Figure record listings
= = = = =

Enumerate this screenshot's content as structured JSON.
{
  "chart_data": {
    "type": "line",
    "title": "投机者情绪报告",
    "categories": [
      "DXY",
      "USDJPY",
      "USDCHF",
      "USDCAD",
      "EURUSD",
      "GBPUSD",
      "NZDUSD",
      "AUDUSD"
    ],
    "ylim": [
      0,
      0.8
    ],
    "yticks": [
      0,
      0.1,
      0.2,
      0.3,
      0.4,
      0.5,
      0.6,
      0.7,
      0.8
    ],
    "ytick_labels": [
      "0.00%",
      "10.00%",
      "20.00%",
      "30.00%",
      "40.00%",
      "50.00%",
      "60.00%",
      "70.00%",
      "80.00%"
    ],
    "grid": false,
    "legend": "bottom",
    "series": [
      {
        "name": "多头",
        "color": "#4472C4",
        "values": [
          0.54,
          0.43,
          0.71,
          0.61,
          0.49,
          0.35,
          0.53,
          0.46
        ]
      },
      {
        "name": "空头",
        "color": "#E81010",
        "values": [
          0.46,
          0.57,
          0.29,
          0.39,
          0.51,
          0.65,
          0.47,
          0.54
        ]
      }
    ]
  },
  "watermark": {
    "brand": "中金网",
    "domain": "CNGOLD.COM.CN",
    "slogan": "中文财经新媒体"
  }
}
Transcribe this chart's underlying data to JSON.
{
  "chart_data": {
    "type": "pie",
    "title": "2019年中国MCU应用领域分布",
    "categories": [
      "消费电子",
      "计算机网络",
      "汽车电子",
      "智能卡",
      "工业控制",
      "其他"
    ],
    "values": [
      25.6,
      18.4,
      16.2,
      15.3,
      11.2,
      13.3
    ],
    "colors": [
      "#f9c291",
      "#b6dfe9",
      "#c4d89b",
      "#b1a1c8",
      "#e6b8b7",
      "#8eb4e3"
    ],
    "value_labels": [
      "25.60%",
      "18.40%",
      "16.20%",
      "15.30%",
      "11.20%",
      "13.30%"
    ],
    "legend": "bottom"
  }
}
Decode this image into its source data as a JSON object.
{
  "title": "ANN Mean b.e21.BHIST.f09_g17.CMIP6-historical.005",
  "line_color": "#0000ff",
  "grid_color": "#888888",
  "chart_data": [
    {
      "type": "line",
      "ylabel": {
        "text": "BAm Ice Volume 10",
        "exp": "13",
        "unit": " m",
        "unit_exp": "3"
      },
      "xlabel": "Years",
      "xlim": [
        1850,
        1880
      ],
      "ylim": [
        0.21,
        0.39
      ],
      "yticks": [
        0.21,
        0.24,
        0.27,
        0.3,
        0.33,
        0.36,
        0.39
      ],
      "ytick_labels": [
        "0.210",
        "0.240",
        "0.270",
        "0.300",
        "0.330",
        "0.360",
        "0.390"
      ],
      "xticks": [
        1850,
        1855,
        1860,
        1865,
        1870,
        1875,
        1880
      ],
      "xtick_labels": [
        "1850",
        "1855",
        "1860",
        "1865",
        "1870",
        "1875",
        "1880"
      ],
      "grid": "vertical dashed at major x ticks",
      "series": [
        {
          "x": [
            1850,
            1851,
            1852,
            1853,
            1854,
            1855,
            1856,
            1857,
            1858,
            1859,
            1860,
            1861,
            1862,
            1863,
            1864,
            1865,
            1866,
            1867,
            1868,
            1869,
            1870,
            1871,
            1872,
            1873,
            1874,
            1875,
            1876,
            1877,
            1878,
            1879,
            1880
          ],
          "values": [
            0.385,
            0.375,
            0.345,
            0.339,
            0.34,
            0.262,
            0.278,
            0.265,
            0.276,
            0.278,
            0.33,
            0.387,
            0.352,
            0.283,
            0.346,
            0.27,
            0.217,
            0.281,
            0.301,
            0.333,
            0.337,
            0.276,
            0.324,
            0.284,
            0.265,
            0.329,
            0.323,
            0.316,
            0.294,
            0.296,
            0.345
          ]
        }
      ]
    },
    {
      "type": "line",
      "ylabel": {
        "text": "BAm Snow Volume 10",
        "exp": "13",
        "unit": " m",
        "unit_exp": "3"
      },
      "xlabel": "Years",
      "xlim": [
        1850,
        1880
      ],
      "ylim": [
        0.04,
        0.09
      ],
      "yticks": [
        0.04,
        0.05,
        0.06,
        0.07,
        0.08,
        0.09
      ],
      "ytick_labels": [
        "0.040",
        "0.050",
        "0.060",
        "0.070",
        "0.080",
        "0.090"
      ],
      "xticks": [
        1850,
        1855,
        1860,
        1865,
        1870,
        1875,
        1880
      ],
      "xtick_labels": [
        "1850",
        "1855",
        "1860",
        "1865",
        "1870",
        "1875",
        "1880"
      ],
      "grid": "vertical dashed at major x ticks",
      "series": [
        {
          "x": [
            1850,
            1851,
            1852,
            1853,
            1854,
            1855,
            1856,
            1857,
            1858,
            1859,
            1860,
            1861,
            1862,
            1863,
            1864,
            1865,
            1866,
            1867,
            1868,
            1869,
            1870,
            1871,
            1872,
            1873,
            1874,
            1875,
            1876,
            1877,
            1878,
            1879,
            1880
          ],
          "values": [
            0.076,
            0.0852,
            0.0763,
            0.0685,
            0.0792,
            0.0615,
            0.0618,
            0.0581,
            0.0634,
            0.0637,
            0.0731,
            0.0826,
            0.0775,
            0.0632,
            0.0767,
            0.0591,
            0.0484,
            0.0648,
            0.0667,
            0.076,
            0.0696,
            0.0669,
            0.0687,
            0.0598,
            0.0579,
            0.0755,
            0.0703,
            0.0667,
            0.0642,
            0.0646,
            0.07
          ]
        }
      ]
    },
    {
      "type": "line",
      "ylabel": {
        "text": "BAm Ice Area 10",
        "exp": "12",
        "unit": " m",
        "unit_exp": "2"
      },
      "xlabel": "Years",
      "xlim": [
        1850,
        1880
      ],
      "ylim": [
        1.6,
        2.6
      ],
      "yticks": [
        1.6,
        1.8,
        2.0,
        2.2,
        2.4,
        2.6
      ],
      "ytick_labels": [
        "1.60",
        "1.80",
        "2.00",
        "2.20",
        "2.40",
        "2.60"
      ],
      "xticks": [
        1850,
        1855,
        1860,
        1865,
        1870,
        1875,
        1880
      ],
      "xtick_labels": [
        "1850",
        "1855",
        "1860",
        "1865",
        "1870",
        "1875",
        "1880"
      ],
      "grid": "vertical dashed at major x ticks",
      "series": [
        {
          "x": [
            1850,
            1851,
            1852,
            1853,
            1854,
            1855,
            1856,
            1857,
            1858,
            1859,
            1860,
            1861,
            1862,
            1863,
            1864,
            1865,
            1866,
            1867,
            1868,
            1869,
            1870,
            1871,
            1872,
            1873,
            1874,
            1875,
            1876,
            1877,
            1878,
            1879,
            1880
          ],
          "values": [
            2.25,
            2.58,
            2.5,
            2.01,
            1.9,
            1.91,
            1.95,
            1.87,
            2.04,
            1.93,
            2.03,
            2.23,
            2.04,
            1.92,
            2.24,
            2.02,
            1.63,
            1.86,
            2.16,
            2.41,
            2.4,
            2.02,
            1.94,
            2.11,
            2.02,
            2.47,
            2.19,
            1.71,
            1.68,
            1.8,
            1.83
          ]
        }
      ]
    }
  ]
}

= = = = =

Filter the records down to the lines that contain the string "Volume", and copy those lines.

● **Answer for this exercise**:
        "text": "BAm Ice Volume 10",
        "text": "BAm Snow Volume 10",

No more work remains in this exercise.